Requirement: Find the string "increase" in the data, then copy every line where it is found.

Supplied information:
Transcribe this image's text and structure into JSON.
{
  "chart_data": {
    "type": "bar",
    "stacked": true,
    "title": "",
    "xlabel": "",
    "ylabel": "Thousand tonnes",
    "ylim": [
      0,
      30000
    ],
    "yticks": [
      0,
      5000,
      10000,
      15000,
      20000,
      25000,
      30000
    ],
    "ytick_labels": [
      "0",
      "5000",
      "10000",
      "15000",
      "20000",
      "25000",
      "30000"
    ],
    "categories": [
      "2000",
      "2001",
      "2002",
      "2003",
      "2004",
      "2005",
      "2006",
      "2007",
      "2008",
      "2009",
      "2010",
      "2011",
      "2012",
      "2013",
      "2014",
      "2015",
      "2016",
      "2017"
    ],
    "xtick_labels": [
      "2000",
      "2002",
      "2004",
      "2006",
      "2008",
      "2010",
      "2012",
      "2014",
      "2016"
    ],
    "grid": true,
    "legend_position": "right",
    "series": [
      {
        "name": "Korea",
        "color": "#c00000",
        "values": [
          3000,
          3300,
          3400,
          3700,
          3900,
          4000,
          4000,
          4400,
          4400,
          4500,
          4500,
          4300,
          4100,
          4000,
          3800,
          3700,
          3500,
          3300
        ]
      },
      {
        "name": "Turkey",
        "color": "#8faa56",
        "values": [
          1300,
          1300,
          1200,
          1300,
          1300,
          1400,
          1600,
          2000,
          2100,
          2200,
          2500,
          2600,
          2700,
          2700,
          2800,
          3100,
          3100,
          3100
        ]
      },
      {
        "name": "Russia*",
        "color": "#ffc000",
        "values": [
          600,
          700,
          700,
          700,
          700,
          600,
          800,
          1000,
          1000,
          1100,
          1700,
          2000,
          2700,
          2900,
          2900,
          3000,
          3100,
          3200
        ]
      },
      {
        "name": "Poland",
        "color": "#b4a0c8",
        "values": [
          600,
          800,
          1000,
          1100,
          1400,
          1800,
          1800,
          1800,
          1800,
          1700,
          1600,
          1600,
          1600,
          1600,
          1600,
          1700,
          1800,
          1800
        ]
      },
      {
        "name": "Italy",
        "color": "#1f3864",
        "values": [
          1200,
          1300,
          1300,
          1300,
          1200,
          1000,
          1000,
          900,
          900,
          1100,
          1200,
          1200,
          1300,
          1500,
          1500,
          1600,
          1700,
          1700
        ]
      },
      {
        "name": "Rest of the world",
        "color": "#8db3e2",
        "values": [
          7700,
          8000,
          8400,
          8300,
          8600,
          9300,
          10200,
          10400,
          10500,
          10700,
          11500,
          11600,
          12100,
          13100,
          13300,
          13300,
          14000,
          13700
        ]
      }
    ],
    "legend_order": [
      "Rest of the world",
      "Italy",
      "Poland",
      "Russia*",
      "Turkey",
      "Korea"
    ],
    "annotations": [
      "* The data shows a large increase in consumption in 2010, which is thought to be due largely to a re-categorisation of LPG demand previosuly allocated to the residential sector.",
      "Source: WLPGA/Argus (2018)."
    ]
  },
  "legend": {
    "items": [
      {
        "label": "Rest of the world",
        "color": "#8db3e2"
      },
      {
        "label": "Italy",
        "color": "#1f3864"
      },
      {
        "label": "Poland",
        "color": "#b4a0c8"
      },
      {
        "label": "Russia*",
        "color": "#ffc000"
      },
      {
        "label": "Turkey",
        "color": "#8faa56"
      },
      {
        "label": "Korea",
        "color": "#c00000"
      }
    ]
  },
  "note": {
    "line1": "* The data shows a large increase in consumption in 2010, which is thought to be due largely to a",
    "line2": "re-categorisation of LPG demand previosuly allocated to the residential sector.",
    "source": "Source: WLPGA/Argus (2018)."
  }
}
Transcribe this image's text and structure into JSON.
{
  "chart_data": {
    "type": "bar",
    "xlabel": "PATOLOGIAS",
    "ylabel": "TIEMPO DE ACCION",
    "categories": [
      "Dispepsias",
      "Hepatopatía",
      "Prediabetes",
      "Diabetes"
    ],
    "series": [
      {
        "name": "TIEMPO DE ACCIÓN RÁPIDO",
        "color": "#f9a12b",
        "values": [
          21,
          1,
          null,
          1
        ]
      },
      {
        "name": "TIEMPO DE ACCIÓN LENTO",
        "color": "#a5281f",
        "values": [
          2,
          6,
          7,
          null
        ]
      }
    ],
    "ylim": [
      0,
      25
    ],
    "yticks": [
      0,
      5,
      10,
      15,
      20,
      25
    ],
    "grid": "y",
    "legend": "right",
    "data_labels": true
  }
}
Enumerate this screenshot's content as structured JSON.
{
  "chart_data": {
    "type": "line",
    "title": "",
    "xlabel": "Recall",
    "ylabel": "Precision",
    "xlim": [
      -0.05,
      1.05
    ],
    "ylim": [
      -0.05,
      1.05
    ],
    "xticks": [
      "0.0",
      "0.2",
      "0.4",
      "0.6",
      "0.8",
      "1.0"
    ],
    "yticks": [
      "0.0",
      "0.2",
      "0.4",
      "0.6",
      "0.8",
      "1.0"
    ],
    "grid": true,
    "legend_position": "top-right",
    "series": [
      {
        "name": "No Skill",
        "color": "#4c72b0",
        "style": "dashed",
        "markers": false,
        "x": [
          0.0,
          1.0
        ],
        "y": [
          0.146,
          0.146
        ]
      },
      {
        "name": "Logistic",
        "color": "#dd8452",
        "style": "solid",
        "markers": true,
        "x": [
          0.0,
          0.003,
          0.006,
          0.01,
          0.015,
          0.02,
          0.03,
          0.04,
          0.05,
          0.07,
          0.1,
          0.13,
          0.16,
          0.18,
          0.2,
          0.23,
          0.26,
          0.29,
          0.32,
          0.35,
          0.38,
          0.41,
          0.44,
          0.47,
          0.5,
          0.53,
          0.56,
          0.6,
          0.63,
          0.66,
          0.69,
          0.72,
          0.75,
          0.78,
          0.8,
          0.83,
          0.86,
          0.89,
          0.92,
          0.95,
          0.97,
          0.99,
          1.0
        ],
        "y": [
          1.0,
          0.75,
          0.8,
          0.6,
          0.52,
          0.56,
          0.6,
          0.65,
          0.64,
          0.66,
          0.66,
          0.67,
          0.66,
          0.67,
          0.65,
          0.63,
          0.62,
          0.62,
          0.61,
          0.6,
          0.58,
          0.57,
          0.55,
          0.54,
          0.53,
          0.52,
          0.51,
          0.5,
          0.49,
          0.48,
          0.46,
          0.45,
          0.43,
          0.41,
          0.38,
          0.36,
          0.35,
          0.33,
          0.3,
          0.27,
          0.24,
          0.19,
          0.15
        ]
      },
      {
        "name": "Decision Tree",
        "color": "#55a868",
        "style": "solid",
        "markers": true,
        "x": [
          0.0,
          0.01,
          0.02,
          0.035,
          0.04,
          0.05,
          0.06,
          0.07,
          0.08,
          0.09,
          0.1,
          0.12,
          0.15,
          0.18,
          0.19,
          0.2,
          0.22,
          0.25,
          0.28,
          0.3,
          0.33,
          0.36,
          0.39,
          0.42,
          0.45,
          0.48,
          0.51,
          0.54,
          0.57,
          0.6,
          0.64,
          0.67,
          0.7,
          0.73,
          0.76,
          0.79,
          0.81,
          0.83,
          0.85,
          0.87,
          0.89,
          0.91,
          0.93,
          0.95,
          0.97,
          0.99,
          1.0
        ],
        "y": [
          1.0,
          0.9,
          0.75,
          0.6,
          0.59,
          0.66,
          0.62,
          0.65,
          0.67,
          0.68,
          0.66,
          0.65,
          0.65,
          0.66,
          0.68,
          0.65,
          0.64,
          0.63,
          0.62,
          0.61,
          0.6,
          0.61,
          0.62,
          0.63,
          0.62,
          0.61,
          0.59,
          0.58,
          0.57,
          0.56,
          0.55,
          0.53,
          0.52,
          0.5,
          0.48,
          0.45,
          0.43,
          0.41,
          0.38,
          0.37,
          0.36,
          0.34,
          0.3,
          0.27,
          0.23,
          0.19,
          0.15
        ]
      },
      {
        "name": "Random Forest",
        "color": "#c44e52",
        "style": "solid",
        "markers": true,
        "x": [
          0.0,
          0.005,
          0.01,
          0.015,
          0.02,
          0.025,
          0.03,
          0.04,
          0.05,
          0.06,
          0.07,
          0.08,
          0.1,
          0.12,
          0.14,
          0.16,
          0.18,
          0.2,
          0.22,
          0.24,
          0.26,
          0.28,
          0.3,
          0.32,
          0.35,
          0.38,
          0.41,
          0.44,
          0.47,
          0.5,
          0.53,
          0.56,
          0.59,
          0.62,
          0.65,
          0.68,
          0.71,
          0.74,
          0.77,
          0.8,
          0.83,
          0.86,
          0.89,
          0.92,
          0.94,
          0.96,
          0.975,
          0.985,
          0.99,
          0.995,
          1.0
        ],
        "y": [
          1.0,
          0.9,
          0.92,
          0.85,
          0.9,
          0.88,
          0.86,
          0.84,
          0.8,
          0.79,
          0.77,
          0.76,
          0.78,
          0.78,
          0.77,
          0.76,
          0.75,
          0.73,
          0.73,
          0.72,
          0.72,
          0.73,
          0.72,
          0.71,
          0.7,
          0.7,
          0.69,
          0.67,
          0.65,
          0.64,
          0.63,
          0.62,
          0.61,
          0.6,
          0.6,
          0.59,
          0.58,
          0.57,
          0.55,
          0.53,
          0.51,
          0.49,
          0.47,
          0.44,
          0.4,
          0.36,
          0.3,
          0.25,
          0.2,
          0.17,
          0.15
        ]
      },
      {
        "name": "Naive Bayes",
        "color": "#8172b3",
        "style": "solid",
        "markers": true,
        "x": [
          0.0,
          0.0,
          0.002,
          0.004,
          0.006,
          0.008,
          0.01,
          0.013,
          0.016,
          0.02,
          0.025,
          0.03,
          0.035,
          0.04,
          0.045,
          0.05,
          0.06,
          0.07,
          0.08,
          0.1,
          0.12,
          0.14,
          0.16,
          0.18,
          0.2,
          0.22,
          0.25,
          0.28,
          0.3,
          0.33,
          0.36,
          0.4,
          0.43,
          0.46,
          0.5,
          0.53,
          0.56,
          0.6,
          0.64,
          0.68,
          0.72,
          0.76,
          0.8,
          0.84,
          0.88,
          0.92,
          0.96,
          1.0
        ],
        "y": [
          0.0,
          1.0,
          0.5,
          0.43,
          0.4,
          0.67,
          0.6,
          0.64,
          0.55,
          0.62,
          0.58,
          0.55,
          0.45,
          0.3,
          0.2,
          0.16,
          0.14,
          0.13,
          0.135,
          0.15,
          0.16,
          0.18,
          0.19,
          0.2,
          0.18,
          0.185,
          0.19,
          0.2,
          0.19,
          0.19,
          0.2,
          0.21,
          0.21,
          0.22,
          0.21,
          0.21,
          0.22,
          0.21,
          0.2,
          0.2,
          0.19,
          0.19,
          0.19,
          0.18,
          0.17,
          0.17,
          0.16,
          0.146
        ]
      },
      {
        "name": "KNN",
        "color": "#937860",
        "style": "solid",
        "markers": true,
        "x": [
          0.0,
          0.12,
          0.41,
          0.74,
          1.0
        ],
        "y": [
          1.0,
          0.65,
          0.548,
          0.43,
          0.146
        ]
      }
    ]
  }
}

Exercise output:
      "* The data shows a large increase in consumption in 2010, which is thought to be due largely to a re-categorisation of LPG demand previosuly allocated to the residential sector.",
    "line1": "* The data shows a large increase in consumption in 2010, which is thought to be due largely to a",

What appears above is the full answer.